Challenge
Work out how many lines of the listing hold the string "единовременной". Answer with that number alone.

Record set
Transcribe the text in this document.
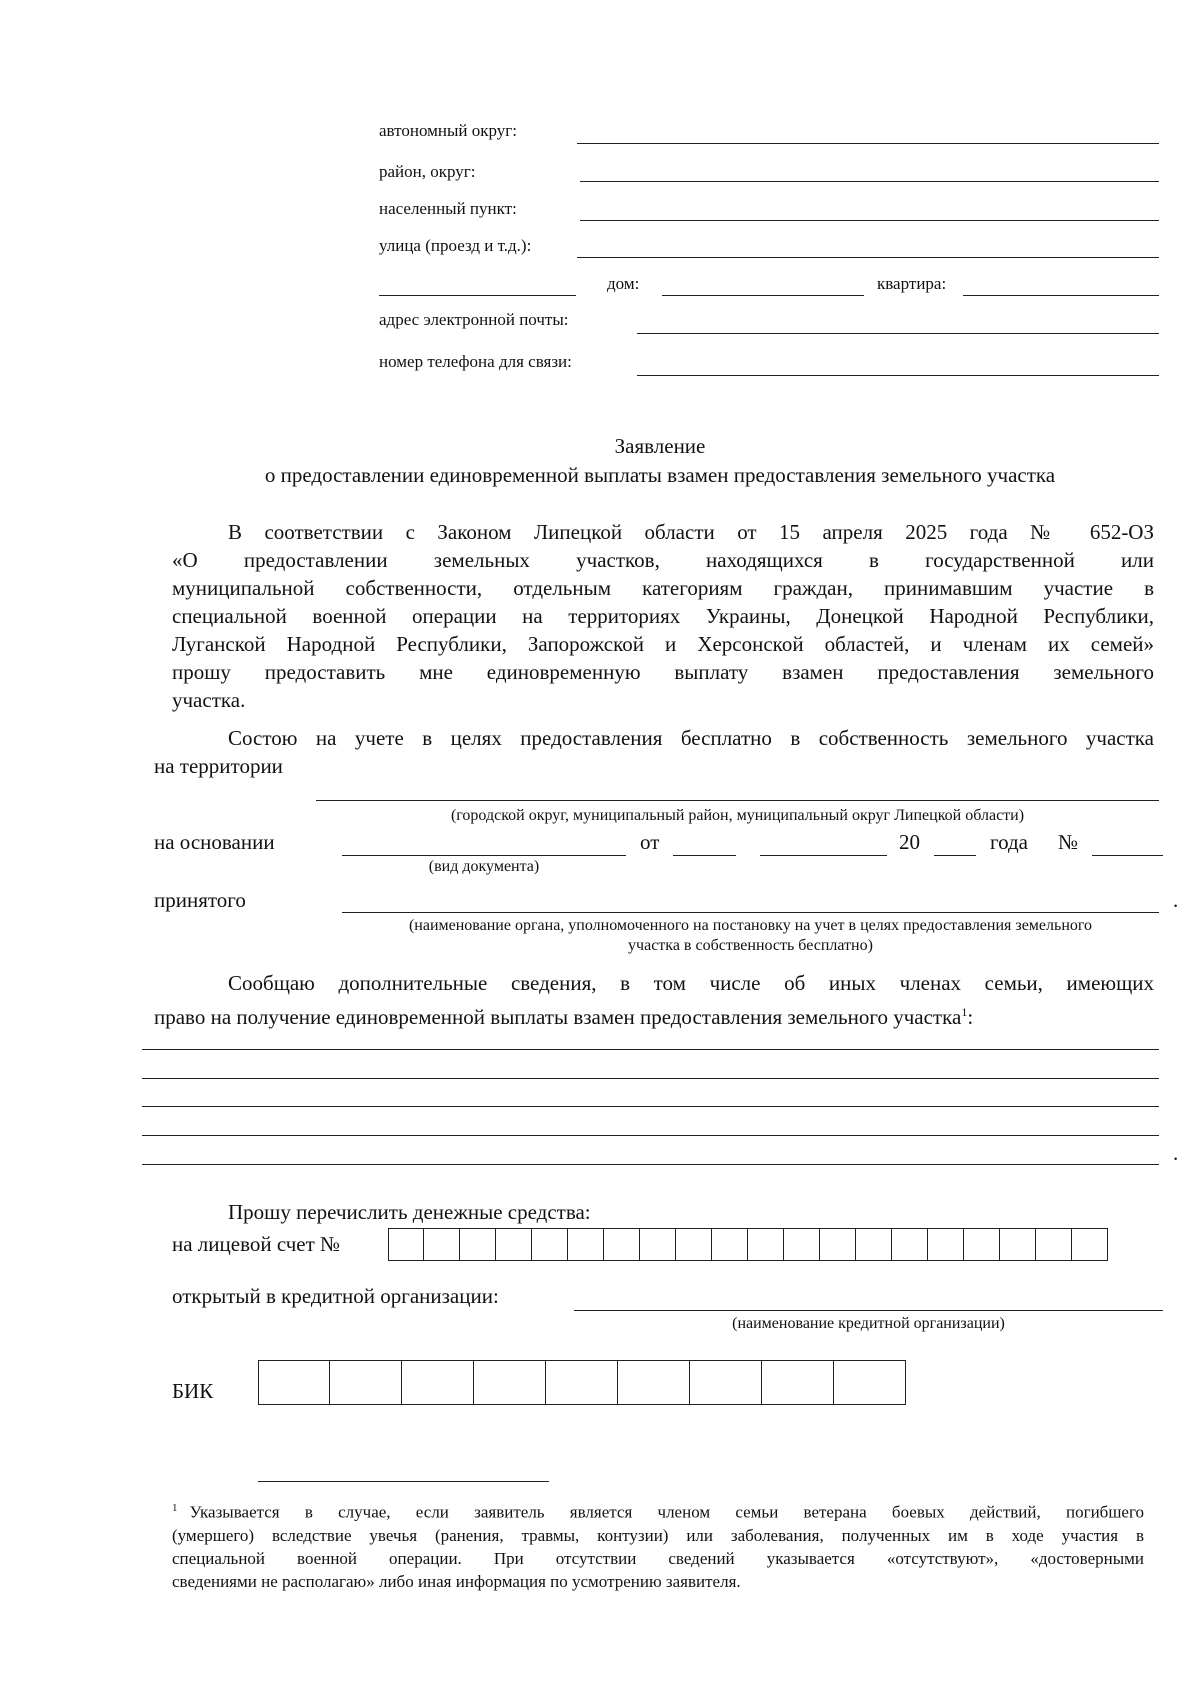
автономный округ:
район, округ:
населенный пункт:
улица (проезд и т.д.):
дом:	квартира:
адрес электронной почты:
номер телефона для связи:
Заявление
о предоставлении единовременной выплаты взамен предоставления земельного участка
В соответствии с Законом Липецкой области от 15 апреля 2025 года № 652-ОЗ
«О предоставлении земельных участков, находящихся в государственной или
муниципальной собственности, отдельным категориям граждан, принимавшим участие в
специальной военной операции на территориях Украины, Донецкой Народной Республики,
Луганской Народной Республики, Запорожской и Херсонской областей, и членам их семей»
прошу предоставить мне единовременную выплату взамен предоставления земельного
участка.
Состою на учете в целях предоставления бесплатно в собственность земельного участка
на территории
(городской округ, муниципальный район, муниципальный округ Липецкой области)
на основании	от	20	года №
(вид документа)
принятого	.
(наименование органа, уполномоченного на постановку на учет в целях предоставления земельного
участка в собственность бесплатно)
Сообщаю дополнительные сведения, в том числе об иных членах семьи, имеющих
право на получение единовременной выплаты взамен предоставления земельного участка$^1$:
.
Прошу перечислить денежные средства:
на лицевой счет №
открытый в кредитной организации:
(наименование кредитной организации)
БИК
$^1$ Указывается в случае, если заявитель является членом семьи ветерана боевых действий, погибшего
(умершего) вследствие увечья (ранения, травмы, контузии) или заболевания, полученных им в ходе участия в
специальной военной операции. При отсутствии сведений указывается «отсутствуют», «достоверными
сведениями не располагаю» либо иная информация по усмотрению заявителя.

Finished answer
2